Extract each line of the material that follows exactly and omit its pictures.
──────
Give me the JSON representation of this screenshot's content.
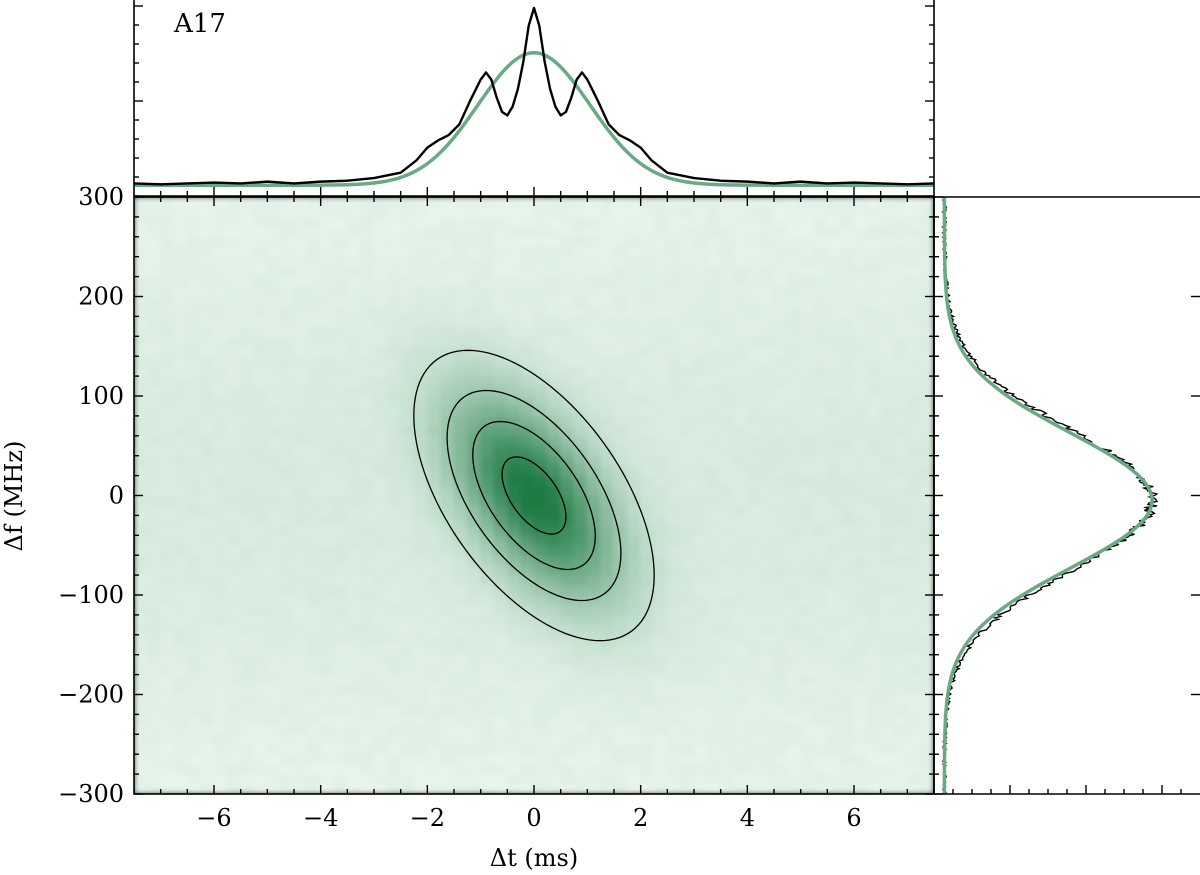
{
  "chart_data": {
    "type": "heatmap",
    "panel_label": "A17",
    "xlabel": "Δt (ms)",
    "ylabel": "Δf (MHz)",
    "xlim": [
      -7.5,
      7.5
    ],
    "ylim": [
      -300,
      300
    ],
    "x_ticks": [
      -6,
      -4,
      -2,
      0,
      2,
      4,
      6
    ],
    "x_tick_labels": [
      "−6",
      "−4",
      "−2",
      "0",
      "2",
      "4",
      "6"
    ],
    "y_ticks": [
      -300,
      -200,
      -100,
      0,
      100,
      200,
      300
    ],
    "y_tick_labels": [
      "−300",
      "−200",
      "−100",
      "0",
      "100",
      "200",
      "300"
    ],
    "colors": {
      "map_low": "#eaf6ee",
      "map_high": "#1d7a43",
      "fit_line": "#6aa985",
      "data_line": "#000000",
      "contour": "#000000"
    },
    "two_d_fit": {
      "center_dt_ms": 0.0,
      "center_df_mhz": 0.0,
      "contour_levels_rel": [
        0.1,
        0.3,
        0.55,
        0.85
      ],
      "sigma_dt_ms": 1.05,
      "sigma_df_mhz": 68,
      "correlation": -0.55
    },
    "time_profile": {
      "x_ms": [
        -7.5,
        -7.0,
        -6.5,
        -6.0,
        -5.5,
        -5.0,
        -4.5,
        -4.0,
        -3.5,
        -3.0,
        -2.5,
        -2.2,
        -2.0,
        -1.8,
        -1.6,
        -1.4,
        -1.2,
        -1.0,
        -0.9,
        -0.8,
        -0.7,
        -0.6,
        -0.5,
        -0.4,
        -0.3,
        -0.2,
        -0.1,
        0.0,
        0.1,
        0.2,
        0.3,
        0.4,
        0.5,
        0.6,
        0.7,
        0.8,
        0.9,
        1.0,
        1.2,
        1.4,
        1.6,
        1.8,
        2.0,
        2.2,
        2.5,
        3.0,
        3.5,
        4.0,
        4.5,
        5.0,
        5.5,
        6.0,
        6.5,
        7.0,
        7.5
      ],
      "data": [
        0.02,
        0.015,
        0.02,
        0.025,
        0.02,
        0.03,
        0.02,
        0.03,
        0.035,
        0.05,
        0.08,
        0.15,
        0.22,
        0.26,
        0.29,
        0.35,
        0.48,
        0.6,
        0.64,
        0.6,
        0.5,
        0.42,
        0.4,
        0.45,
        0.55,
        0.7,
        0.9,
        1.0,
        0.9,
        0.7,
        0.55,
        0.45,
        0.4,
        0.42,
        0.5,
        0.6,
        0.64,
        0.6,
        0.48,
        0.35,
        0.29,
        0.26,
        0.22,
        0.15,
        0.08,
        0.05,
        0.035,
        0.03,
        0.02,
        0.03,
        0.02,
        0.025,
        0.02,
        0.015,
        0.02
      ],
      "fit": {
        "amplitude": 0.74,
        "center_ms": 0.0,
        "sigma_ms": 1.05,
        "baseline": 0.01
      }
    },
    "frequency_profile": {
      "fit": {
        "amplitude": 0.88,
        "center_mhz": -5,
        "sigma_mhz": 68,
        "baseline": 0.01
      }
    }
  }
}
──────
§ Solved exercise
Give me the JSON representation of this screenshot's content.
{
  "chart_data": {
    "type": "heatmap",
    "panel_label": "A17",
    "xlabel": "Δt (ms)",
    "ylabel": "Δf (MHz)",
    "xlim": [
      -7.5,
      7.5
    ],
    "ylim": [
      -300,
      300
    ],
    "x_ticks": [
      -6,
      -4,
      -2,
      0,
      2,
      4,
      6
    ],
    "x_tick_labels": [
      "−6",
      "−4",
      "−2",
      "0",
      "2",
      "4",
      "6"
    ],
    "y_ticks": [
      -300,
      -200,
      -100,
      0,
      100,
      200,
      300
    ],
    "y_tick_labels": [
      "−300",
      "−200",
      "−100",
      "0",
      "100",
      "200",
      "300"
    ],
    "colors": {
      "map_low": "#eaf6ee",
      "map_high": "#1d7a43",
      "fit_line": "#6aa985",
      "data_line": "#000000",
      "contour": "#000000"
    },
    "two_d_fit": {
      "center_dt_ms": 0.0,
      "center_df_mhz": 0.0,
      "contour_levels_rel": [
        0.1,
        0.3,
        0.55,
        0.85
      ],
      "sigma_dt_ms": 1.05,
      "sigma_df_mhz": 68,
      "correlation": -0.55
    },
    "time_profile": {
      "x_ms": [
        -7.5,
        -7.0,
        -6.5,
        -6.0,
        -5.5,
        -5.0,
        -4.5,
        -4.0,
        -3.5,
        -3.0,
        -2.5,
        -2.2,
        -2.0,
        -1.8,
        -1.6,
        -1.4,
        -1.2,
        -1.0,
        -0.9,
        -0.8,
        -0.7,
        -0.6,
        -0.5,
        -0.4,
        -0.3,
        -0.2,
        -0.1,
        0.0,
        0.1,
        0.2,
        0.3,
        0.4,
        0.5,
        0.6,
        0.7,
        0.8,
        0.9,
        1.0,
        1.2,
        1.4,
        1.6,
        1.8,
        2.0,
        2.2,
        2.5,
        3.0,
        3.5,
        4.0,
        4.5,
        5.0,
        5.5,
        6.0,
        6.5,
        7.0,
        7.5
      ],
      "data": [
        0.02,
        0.015,
        0.02,
        0.025,
        0.02,
        0.03,
        0.02,
        0.03,
        0.035,
        0.05,
        0.08,
        0.15,
        0.22,
        0.26,
        0.29,
        0.35,
        0.48,
        0.6,
        0.64,
        0.6,
        0.5,
        0.42,
        0.4,
        0.45,
        0.55,
        0.7,
        0.9,
        1.0,
        0.9,
        0.7,
        0.55,
        0.45,
        0.4,
        0.42,
        0.5,
        0.6,
        0.64,
        0.6,
        0.48,
        0.35,
        0.29,
        0.26,
        0.22,
        0.15,
        0.08,
        0.05,
        0.035,
        0.03,
        0.02,
        0.03,
        0.02,
        0.025,
        0.02,
        0.015,
        0.02
      ],
      "fit": {
        "amplitude": 0.74,
        "center_ms": 0.0,
        "sigma_ms": 1.05,
        "baseline": 0.01
      }
    },
    "frequency_profile": {
      "fit": {
        "amplitude": 0.88,
        "center_mhz": -5,
        "sigma_mhz": 68,
        "baseline": 0.01
      }
    }
  }
}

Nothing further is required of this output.